DESCRIPTION OF THE TASK: In the material below, identify each line bearing the word "Wesfarmers". Reproduce those lines.

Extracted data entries
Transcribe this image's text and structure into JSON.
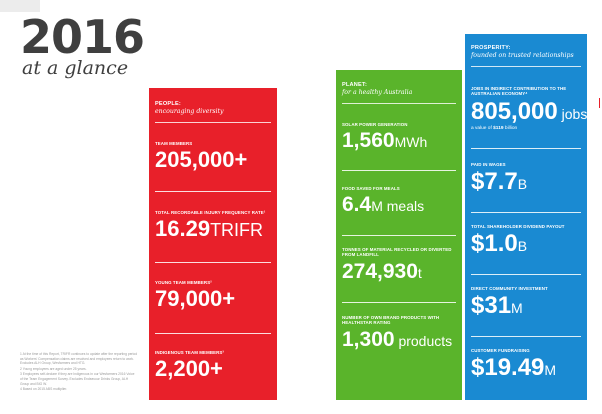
{
  "header": {
    "year": "2016",
    "subtitle": "at a glance"
  },
  "footnotes": [
    "1  At the time of this Report, TRIFR continues to update after the reporting period as Workers' Compensation claims are resolved and employees return to work. Excludes ALH Group, Wesfarmers and HTG.",
    "2  Young employees are aged under 25 years.",
    "3  Employees self-declare if they are Indigenous in our Wesfarmers 2016 Voice of the Team Engagement Survey. Excludes Endeavour Drinks Group, ALH Group and BIG W.",
    "4  Based on 2015 ABS multiplier."
  ],
  "people": {
    "title": "PEOPLE:",
    "subtitle": "encouraging diversity",
    "color": "#e8202a",
    "stats": [
      {
        "label": "TEAM MEMBERS",
        "value": "205,000+",
        "unit": ""
      },
      {
        "label": "TOTAL RECORDABLE INJURY FREQUENCY RATE¹",
        "value": "16.29",
        "unit": "TRIFR"
      },
      {
        "label": "YOUNG TEAM MEMBERS²",
        "value": "79,000+",
        "unit": ""
      },
      {
        "label": "INDIGENOUS TEAM MEMBERS³",
        "value": "2,200+",
        "unit": ""
      }
    ]
  },
  "planet": {
    "title": "PLANET:",
    "subtitle": "for a healthy Australia",
    "color": "#5ab42b",
    "stats": [
      {
        "label": "SOLAR POWER GENERATION",
        "value": "1,560",
        "unit": "MWh"
      },
      {
        "label": "FOOD SAVED FOR MEALS",
        "value": "6.4",
        "unit": "M meals"
      },
      {
        "label": "TONNES OF MATERIAL RECYCLED OR DIVERTED FROM LANDFILL",
        "value": "274,930",
        "unit": "t"
      },
      {
        "label": "NUMBER OF OWN BRAND PRODUCTS WITH HEALTHSTAR RATING",
        "value": "1,300",
        "unit": " products"
      }
    ]
  },
  "prosperity": {
    "title": "PROSPERITY:",
    "subtitle": "founded on trusted relationships",
    "color": "#1a8ad2",
    "stats": [
      {
        "label": "JOBS IN INDIRECT CONTRIBUTION TO THE AUSTRALIAN ECONOMY⁴",
        "value": "805,000",
        "unit": " jobs",
        "note_prefix": "a value of ",
        "note_value": "$119",
        "note_suffix": " billion"
      },
      {
        "label": "PAID IN WAGES",
        "value": "$7.7",
        "unit": "B"
      },
      {
        "label": "TOTAL SHAREHOLDER DIVIDEND PAYOUT",
        "value": "$1.0",
        "unit": "B"
      },
      {
        "label": "DIRECT COMMUNITY INVESTMENT",
        "value": "$31",
        "unit": "M"
      },
      {
        "label": "CUSTOMER FUNDRAISING",
        "value": "$19.49",
        "unit": "M"
      }
    ]
  }
}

FINAL RESULT:
    "1  At the time of this Report, TRIFR continues to update after the reporting period as Workers' Compensation claims are resolved and employees return to work. Excludes ALH Group, Wesfarmers and HTG.",
    "3  Employees self-declare if they are Indigenous in our Wesfarmers 2016 Voice of the Team Engagement Survey. Excludes Endeavour Drinks Group, ALH Group and BIG W.",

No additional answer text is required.